[Extracted records]
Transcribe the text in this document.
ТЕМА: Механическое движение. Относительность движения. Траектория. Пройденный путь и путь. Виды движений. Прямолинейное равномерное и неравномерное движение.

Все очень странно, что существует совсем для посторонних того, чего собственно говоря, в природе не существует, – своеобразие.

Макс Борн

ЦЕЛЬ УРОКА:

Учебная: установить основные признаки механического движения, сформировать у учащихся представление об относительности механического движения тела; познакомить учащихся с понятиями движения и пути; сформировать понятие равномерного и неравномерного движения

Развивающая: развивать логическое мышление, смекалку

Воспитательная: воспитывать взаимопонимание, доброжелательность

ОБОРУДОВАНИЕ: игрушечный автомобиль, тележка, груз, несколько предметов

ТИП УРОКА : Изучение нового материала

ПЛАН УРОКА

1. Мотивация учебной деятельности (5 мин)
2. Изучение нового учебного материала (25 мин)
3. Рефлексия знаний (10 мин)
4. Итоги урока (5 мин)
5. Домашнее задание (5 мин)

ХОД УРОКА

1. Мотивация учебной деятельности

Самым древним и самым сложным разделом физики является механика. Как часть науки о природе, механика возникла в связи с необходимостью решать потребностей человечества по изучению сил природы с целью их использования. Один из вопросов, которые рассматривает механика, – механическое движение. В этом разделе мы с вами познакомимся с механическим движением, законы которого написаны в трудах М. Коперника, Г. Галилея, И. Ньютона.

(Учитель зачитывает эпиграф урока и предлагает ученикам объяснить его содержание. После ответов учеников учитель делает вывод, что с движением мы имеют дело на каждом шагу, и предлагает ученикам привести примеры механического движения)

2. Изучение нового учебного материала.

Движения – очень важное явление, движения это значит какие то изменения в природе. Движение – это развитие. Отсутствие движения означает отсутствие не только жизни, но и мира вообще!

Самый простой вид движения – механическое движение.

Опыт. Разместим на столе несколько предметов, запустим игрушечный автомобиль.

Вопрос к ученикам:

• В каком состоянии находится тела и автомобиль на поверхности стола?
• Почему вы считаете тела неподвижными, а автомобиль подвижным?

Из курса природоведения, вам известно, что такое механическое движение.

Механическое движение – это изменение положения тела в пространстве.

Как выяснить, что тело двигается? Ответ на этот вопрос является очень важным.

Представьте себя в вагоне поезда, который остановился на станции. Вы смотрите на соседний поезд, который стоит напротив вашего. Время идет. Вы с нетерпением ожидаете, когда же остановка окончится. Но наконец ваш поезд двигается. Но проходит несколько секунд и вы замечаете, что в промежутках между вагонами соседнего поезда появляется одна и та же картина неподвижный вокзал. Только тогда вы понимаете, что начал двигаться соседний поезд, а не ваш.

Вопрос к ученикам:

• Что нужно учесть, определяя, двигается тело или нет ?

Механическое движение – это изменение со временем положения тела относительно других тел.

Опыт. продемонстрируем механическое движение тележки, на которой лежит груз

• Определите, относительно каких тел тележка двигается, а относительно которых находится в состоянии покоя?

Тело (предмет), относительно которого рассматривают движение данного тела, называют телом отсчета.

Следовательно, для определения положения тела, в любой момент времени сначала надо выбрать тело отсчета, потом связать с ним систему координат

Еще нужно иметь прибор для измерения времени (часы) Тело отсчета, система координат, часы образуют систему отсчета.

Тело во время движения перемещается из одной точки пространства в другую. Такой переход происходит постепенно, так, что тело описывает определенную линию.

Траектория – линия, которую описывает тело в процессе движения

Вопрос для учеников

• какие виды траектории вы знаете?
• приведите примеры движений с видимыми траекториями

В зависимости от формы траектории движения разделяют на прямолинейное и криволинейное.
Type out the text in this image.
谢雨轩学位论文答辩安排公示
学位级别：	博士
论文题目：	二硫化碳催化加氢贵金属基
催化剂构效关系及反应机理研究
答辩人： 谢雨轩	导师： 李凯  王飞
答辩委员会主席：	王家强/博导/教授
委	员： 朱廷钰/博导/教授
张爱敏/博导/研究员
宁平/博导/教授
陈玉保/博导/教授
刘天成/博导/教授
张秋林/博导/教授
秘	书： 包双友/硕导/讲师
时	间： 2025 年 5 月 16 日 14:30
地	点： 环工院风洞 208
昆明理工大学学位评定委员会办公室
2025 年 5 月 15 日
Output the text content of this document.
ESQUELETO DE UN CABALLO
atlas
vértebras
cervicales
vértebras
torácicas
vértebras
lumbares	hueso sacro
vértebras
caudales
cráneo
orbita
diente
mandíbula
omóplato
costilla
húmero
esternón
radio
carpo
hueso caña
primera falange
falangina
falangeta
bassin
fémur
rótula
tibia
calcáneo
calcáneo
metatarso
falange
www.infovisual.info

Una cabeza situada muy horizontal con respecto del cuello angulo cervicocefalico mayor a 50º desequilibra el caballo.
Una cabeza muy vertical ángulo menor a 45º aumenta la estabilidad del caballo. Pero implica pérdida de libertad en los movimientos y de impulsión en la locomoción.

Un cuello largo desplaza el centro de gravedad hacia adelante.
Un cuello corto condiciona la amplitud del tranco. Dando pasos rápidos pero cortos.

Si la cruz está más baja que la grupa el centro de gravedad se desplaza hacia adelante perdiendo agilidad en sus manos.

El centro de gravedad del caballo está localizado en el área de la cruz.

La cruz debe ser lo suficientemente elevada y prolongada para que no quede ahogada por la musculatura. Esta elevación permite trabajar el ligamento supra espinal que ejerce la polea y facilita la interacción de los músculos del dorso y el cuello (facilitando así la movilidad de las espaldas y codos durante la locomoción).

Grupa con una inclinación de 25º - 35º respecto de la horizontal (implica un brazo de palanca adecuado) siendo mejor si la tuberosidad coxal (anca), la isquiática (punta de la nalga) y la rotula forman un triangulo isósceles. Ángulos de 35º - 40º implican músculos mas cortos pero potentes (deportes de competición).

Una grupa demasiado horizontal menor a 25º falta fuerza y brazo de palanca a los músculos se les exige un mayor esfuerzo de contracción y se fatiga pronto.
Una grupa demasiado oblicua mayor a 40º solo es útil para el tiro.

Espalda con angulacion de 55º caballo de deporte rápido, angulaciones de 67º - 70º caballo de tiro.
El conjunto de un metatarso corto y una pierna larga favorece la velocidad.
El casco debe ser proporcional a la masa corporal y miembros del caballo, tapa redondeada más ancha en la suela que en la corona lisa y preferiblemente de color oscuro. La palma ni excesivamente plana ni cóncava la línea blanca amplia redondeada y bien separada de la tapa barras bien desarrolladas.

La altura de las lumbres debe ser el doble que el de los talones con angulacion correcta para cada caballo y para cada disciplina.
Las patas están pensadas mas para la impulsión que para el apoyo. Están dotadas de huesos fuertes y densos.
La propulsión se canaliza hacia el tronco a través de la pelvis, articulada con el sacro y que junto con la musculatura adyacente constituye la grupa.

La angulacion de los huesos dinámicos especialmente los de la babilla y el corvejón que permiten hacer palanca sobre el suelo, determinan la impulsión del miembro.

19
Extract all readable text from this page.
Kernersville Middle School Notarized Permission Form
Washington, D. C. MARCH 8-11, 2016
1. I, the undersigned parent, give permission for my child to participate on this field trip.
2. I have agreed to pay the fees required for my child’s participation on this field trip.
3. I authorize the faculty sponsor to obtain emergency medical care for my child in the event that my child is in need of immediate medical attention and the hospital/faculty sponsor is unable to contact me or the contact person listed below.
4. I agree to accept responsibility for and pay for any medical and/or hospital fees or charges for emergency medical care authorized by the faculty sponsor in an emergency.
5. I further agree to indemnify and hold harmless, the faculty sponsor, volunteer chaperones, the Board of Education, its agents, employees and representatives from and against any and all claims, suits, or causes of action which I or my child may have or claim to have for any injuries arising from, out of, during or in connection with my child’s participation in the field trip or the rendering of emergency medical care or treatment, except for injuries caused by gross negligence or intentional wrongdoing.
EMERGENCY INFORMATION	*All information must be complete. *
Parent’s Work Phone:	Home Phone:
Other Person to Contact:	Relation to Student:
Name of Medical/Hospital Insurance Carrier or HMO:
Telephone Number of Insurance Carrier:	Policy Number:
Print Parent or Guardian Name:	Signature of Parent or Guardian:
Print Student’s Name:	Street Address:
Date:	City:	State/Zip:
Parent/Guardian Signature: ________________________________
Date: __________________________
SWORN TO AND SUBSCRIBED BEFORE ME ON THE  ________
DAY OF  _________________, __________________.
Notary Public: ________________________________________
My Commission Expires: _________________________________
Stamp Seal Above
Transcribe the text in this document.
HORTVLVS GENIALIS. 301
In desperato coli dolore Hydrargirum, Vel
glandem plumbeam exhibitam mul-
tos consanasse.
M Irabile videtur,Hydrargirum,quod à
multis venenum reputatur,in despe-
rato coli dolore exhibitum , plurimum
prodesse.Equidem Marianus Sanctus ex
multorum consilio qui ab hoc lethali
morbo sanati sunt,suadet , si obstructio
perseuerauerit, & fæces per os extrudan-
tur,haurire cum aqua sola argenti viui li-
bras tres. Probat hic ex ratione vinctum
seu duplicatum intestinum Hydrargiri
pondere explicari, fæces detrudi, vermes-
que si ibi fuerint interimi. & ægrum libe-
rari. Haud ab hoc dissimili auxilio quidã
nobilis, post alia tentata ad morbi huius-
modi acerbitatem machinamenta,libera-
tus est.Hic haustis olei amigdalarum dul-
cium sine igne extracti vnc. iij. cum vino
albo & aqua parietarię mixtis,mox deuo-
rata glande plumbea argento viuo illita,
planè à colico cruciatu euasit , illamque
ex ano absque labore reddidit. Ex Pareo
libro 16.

*DIRECTIONS*
Using the material above, copy every line in which the string "fæces" occurs.

*TASK ANSWER*
perseuerauerit, & fæces per os extrudan-
pondere explicari, fæces detrudi, vermes-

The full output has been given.